Objective: Turn every line of the listing below into a Markdown table with the columns Row and Entry. Number the rows in order, and leave out any blank lines.

Recorded data:
════
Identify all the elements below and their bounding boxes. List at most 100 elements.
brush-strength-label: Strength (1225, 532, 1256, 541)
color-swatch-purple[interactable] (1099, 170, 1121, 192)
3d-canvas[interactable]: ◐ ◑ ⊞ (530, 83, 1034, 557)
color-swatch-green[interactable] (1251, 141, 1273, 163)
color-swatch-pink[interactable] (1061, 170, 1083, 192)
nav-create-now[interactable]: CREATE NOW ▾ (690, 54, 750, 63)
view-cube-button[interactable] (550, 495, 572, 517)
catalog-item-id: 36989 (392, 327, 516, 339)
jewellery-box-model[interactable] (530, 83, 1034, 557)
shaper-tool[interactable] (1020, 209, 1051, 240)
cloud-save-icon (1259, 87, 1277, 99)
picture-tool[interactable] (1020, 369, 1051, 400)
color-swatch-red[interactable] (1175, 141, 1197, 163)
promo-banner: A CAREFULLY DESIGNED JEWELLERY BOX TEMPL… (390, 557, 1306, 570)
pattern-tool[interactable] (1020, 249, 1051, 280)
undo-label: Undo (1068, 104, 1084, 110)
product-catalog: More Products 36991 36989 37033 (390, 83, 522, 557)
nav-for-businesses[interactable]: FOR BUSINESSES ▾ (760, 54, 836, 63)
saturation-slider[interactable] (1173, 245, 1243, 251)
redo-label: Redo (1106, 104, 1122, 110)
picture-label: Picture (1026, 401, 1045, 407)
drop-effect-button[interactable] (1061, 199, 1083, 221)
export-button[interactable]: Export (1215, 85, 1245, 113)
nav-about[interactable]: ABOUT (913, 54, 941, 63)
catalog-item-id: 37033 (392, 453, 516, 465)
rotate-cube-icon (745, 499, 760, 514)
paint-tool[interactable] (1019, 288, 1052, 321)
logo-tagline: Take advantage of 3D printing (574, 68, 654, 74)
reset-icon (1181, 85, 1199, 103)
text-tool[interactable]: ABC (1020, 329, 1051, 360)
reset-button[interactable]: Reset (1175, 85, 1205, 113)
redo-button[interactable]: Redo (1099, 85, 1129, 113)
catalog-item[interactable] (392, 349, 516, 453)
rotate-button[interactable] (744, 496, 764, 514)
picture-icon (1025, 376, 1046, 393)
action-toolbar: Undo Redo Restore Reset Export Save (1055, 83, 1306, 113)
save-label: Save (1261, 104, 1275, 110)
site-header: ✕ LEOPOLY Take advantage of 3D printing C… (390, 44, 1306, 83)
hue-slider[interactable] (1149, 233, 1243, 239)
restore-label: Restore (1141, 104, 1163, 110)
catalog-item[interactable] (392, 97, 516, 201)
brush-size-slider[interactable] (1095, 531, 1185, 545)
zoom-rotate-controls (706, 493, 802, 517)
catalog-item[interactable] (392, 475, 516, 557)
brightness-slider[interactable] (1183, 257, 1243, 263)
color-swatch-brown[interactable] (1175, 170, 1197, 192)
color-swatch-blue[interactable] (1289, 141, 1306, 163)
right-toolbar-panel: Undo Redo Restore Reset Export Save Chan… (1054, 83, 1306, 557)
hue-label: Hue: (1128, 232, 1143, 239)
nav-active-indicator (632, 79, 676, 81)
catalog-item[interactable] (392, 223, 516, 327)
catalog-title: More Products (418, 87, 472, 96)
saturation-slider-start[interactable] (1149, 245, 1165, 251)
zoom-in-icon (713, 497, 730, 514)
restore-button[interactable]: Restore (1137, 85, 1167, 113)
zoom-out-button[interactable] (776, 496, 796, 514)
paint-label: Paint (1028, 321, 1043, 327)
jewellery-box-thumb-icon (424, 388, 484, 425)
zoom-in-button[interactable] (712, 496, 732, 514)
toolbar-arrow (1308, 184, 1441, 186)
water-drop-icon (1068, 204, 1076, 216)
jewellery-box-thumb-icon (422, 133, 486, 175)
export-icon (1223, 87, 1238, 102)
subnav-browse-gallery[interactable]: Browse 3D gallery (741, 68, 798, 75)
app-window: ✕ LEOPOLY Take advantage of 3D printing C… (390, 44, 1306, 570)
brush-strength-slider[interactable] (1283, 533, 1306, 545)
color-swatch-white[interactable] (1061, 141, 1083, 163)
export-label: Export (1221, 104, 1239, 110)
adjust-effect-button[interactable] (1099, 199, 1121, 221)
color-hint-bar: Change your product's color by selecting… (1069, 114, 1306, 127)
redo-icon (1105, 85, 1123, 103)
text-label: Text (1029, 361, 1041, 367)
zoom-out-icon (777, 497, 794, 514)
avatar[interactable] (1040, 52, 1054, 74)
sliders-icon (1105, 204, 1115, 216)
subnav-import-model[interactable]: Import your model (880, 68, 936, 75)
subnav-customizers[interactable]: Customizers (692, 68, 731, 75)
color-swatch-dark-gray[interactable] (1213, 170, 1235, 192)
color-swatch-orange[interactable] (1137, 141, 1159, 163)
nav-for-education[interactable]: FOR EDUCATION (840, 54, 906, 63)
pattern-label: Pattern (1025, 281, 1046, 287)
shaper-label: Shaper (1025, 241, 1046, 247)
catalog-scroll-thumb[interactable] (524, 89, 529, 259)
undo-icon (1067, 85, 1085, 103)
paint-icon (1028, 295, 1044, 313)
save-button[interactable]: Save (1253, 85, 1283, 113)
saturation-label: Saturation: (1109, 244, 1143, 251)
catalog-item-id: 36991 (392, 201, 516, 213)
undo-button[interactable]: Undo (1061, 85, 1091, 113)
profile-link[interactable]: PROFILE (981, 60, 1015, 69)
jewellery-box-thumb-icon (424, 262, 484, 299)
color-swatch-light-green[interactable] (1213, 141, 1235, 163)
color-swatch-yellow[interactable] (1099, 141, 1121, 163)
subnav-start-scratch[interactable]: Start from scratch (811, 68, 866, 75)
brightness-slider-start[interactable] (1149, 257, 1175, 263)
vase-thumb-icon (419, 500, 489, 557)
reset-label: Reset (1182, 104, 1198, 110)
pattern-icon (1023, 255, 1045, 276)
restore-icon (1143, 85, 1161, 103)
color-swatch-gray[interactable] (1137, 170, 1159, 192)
════
The answer:
| Row | Entry |
|---|---|
| 1 | Identify all the elements below and their bounding boxes. List at most 100 elements. |
| 2 | brush-strength-label: Strength (1225, 532, 1256, 541) |
| 3 | color-swatch-purple[interactable] (1099, 170, 1121, 192) |
| 4 | 3d-canvas[interactable]: ◐ ◑ ⊞ (530, 83, 1034, 557) |
| 5 | color-swatch-green[interactable] (1251, 141, 1273, 163) |
| 6 | color-swatch-pink[interactable] (1061, 170, 1083, 192) |
| 7 | nav-create-now[interactable]: CREATE NOW ▾ (690, 54, 750, 63) |
| 8 | view-cube-button[interactable] (550, 495, 572, 517) |
| 9 | catalog-item-id: 36989 (392, 327, 516, 339) |
| 10 | jewellery-box-model[interactable] (530, 83, 1034, 557) |
| 11 | shaper-tool[interactable] (1020, 209, 1051, 240) |
| 12 | cloud-save-icon (1259, 87, 1277, 99) |
| 13 | picture-tool[interactable] (1020, 369, 1051, 400) |
| 14 | color-swatch-red[interactable] (1175, 141, 1197, 163) |
| 15 | promo-banner: A CAREFULLY DESIGNED JEWELLERY BOX TEMPL… (390, 557, 1306, 570) |
| 16 | pattern-tool[interactable] (1020, 249, 1051, 280) |
| 17 | undo-label: Undo (1068, 104, 1084, 110) |
| 18 | product-catalog: More Products 36991 36989 37033 (390, 83, 522, 557) |
| 19 | nav-for-businesses[interactable]: FOR BUSINESSES ▾ (760, 54, 836, 63) |
| 20 | saturation-slider[interactable] (1173, 245, 1243, 251) |
| 21 | redo-label: Redo (1106, 104, 1122, 110) |
| 22 | picture-label: Picture (1026, 401, 1045, 407) |
| 23 | drop-effect-button[interactable] (1061, 199, 1083, 221) |
| 24 | export-button[interactable]: Export (1215, 85, 1245, 113) |
| 25 | nav-about[interactable]: ABOUT (913, 54, 941, 63) |
| 26 | catalog-item-id: 37033 (392, 453, 516, 465) |
| 27 | rotate-cube-icon (745, 499, 760, 514) |
| 28 | paint-tool[interactable] (1019, 288, 1052, 321) |
| 29 | logo-tagline: Take advantage of 3D printing (574, 68, 654, 74) |
| 30 | reset-icon (1181, 85, 1199, 103) |
| 31 | text-tool[interactable]: ABC (1020, 329, 1051, 360) |
| 32 | reset-button[interactable]: Reset (1175, 85, 1205, 113) |
| 33 | redo-button[interactable]: Redo (1099, 85, 1129, 113) |
| 34 | catalog-item[interactable] (392, 349, 516, 453) |
| 35 | rotate-button[interactable] (744, 496, 764, 514) |
| 36 | picture-icon (1025, 376, 1046, 393) |
| 37 | action-toolbar: Undo Redo Restore Reset Export Save (1055, 83, 1306, 113) |
| 38 | save-label: Save (1261, 104, 1275, 110) |
| 39 | site-header: ✕ LEOPOLY Take advantage of 3D printing C… (390, 44, 1306, 83) |
| 40 | hue-slider[interactable] (1149, 233, 1243, 239) |
| 41 | restore-label: Restore (1141, 104, 1163, 110) |
| 42 | catalog-item[interactable] (392, 97, 516, 201) |
| 43 | brush-size-slider[interactable] (1095, 531, 1185, 545) |
| 44 | zoom-rotate-controls (706, 493, 802, 517) |
| 45 | catalog-item[interactable] (392, 475, 516, 557) |
| 46 | brightness-slider[interactable] (1183, 257, 1243, 263) |
| 47 | color-swatch-brown[interactable] (1175, 170, 1197, 192) |
| 48 | color-swatch-blue[interactable] (1289, 141, 1306, 163) |
| 49 | right-toolbar-panel: Undo Redo Restore Reset Export Save Chan… (1054, 83, 1306, 557) |
| 50 | hue-label: Hue: (1128, 232, 1143, 239) |
| 51 | nav-active-indicator (632, 79, 676, 81) |
| 52 | catalog-item[interactable] (392, 223, 516, 327) |
| 53 | catalog-title: More Products (418, 87, 472, 96) |
| 54 | saturation-slider-start[interactable] (1149, 245, 1165, 251) |
| 55 | zoom-in-icon (713, 497, 730, 514) |
| 56 | restore-button[interactable]: Restore (1137, 85, 1167, 113) |
| 57 | zoom-out-button[interactable] (776, 496, 796, 514) |
| 58 | paint-label: Paint (1028, 321, 1043, 327) |
| 59 | jewellery-box-thumb-icon (424, 388, 484, 425) |
| 60 | zoom-in-button[interactable] (712, 496, 732, 514) |
| 61 | toolbar-arrow (1308, 184, 1441, 186) |
| 62 | water-drop-icon (1068, 204, 1076, 216) |
| 63 | jewellery-box-thumb-icon (422, 133, 486, 175) |
| 64 | export-icon (1223, 87, 1238, 102) |
| 65 | subnav-browse-gallery[interactable]: Browse 3D gallery (741, 68, 798, 75) |
| 66 | app-window: ✕ LEOPOLY Take advantage of 3D printing C… (390, 44, 1306, 570) |
| 67 | brush-strength-slider[interactable] (1283, 533, 1306, 545) |
| 68 | color-swatch-white[interactable] (1061, 141, 1083, 163) |
| 69 | export-label: Export (1221, 104, 1239, 110) |
| 70 | adjust-effect-button[interactable] (1099, 199, 1121, 221) |
| 71 | color-hint-bar: Change your product's color by selecting… (1069, 114, 1306, 127) |
| 72 | redo-icon (1105, 85, 1123, 103) |
| 73 | text-label: Text (1029, 361, 1041, 367) |
| 74 | zoom-out-icon (777, 497, 794, 514) |
| 75 | avatar[interactable] (1040, 52, 1054, 74) |
| 76 | sliders-icon (1105, 204, 1115, 216) |
| 77 | subnav-import-model[interactable]: Import your model (880, 68, 936, 75) |
| 78 | subnav-customizers[interactable]: Customizers (692, 68, 731, 75) |
| 79 | color-swatch-dark-gray[interactable] (1213, 170, 1235, 192) |
| 80 | color-swatch-orange[interactable] (1137, 141, 1159, 163) |
| 81 | nav-for-education[interactable]: FOR EDUCATION (840, 54, 906, 63) |
| 82 | pattern-label: Pattern (1025, 281, 1046, 287) |
| 83 | shaper-label: Shaper (1025, 241, 1046, 247) |
| 84 | catalog-scroll-thumb[interactable] (524, 89, 529, 259) |
| 85 | undo-icon (1067, 85, 1085, 103) |
| 86 | paint-icon (1028, 295, 1044, 313) |
| 87 | save-button[interactable]: Save (1253, 85, 1283, 113) |
| 88 | saturation-label: Saturation: (1109, 244, 1143, 251) |
| 89 | catalog-item-id: 36991 (392, 201, 516, 213) |
| 90 | undo-button[interactable]: Undo (1061, 85, 1091, 113) |
| 91 | profile-link[interactable]: PROFILE (981, 60, 1015, 69) |
| 92 | jewellery-box-thumb-icon (424, 262, 484, 299) |
| 93 | color-swatch-light-green[interactable] (1213, 141, 1235, 163) |
| 94 | color-swatch-yellow[interactable] (1099, 141, 1121, 163) |
| 95 | subnav-start-scratch[interactable]: Start from scratch (811, 68, 866, 75) |
| 96 | brightness-slider-start[interactable] (1149, 257, 1175, 263) |
| 97 | vase-thumb-icon (419, 500, 489, 557) |
| 98 | reset-label: Reset (1182, 104, 1198, 110) |
| 99 | pattern-icon (1023, 255, 1045, 276) |
| 100 | restore-icon (1143, 85, 1161, 103) |
| 101 | color-swatch-gray[interactable] (1137, 170, 1159, 192) |